§ AIM
From the line that includes "Convert this screenshot" to the last line of the records, inclusive, repeat each line exactly.

:::

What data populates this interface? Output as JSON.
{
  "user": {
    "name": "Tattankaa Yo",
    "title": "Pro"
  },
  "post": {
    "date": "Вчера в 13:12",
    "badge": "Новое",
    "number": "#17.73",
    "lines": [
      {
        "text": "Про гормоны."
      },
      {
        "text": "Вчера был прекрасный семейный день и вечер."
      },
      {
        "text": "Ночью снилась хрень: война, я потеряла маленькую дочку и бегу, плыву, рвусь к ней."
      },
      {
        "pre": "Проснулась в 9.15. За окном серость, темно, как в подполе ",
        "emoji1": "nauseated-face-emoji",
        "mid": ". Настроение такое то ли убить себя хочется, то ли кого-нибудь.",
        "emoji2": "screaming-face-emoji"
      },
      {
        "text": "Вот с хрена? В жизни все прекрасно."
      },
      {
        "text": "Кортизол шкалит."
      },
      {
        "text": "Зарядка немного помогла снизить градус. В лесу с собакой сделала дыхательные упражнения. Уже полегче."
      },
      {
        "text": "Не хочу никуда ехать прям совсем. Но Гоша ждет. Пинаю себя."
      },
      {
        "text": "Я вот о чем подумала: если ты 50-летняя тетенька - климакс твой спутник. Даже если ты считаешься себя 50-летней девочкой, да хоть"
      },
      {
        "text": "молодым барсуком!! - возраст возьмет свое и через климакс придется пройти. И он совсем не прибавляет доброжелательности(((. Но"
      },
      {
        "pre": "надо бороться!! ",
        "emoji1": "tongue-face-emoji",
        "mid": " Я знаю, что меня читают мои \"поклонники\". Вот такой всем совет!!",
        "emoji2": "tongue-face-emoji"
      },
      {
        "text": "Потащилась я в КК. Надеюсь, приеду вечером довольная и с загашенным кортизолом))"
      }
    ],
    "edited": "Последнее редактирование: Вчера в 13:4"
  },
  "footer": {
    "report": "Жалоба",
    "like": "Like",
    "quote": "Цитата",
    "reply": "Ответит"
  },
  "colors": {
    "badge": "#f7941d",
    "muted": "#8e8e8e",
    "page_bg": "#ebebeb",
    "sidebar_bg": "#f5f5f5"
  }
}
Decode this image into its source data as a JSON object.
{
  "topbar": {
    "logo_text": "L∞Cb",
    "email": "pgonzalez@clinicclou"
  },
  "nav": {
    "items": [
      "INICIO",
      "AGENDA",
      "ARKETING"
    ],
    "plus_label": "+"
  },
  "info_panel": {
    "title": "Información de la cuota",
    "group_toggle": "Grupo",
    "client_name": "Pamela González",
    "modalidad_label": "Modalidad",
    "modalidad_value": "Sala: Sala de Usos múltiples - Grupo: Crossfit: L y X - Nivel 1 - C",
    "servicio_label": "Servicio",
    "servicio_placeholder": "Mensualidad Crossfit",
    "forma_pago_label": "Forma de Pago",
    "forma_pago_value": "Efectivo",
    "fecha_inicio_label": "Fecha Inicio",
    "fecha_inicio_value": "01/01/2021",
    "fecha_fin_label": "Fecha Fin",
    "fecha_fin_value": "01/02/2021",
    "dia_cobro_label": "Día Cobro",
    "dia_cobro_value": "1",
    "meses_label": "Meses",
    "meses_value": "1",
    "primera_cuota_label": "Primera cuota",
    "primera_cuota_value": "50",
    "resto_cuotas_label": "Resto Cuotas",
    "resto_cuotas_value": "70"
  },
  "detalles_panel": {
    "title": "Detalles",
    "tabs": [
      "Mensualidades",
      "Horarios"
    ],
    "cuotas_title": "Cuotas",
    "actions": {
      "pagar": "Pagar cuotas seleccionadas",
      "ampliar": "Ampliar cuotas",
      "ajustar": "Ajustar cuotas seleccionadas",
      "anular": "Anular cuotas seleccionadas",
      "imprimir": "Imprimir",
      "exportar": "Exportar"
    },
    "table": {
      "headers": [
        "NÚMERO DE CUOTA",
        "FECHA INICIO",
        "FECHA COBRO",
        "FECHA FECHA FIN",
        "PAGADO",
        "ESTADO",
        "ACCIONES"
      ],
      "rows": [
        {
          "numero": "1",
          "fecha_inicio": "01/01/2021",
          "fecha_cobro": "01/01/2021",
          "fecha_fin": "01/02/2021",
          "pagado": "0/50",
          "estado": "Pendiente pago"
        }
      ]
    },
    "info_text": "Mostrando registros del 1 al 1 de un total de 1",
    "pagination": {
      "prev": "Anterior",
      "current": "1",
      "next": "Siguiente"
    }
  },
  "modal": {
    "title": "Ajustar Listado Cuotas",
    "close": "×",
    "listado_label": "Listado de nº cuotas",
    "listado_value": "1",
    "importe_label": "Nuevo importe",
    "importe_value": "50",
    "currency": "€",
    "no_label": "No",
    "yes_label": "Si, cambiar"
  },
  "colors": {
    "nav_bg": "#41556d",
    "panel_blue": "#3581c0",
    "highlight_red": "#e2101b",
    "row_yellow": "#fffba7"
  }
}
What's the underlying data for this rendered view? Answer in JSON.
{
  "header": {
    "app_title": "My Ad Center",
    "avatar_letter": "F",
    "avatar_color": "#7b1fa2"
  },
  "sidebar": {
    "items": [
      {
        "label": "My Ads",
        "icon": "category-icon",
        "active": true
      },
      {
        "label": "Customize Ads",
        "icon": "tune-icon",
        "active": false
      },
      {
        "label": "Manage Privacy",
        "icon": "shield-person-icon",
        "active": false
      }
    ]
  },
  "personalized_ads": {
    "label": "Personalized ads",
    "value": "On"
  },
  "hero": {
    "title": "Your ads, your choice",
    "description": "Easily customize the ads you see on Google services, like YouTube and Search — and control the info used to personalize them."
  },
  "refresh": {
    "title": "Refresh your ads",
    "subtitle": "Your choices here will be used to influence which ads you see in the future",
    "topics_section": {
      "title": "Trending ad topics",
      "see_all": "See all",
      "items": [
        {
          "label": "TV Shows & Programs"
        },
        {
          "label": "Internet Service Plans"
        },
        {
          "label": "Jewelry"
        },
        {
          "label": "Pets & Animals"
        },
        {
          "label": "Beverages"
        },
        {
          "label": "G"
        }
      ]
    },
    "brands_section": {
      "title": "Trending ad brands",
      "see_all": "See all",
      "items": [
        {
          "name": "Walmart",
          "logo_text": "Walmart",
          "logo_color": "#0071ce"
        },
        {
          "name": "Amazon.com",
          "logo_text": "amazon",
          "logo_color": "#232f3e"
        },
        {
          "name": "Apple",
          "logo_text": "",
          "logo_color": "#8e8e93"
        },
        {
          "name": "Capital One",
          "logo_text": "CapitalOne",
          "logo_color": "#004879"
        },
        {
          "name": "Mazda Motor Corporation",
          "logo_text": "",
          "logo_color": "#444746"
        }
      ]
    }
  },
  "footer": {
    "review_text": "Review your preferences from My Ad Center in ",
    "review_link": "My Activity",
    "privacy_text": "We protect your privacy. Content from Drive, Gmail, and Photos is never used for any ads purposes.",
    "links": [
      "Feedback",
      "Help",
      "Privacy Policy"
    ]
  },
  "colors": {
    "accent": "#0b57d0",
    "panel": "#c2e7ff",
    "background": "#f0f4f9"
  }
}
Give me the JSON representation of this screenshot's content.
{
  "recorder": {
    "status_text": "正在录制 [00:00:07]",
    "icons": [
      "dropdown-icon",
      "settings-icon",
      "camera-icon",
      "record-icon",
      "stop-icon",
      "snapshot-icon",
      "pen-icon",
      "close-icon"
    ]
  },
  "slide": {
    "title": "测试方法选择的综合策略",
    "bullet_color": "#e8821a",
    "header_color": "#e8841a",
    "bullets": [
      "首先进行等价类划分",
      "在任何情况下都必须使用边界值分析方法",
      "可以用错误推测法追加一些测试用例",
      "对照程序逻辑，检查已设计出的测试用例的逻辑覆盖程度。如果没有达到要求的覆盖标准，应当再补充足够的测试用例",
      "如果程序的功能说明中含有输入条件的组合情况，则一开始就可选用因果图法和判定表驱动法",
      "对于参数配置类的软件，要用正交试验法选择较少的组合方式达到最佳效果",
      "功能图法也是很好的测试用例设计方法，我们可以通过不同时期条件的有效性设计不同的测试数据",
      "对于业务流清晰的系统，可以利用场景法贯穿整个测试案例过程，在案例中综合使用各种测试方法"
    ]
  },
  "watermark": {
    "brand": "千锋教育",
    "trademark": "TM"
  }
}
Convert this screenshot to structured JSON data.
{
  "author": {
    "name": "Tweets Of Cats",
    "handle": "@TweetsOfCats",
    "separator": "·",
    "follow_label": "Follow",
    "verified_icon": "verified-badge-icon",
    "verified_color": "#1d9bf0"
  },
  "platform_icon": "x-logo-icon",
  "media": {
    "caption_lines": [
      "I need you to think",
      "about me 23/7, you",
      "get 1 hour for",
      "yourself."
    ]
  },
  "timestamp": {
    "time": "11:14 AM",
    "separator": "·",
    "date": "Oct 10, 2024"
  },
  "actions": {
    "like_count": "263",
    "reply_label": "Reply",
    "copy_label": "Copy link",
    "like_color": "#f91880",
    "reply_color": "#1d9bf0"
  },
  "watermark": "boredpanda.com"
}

:::

§ CORRECT RESPONSE
Convert this screenshot to structured JSON data.
{
  "author": {
    "name": "Tweets Of Cats",
    "handle": "@TweetsOfCats",
    "separator": "·",
    "follow_label": "Follow",
    "verified_icon": "verified-badge-icon",
    "verified_color": "#1d9bf0"
  },
  "platform_icon": "x-logo-icon",
  "media": {
    "caption_lines": [
      "I need you to think",
      "about me 23/7, you",
      "get 1 hour for",
      "yourself."
    ]
  },
  "timestamp": {
    "time": "11:14 AM",
    "separator": "·",
    "date": "Oct 10, 2024"
  },
  "actions": {
    "like_count": "263",
    "reply_label": "Reply",
    "copy_label": "Copy link",
    "like_color": "#f91880",
    "reply_color": "#1d9bf0"
  },
  "watermark": "boredpanda.com"
}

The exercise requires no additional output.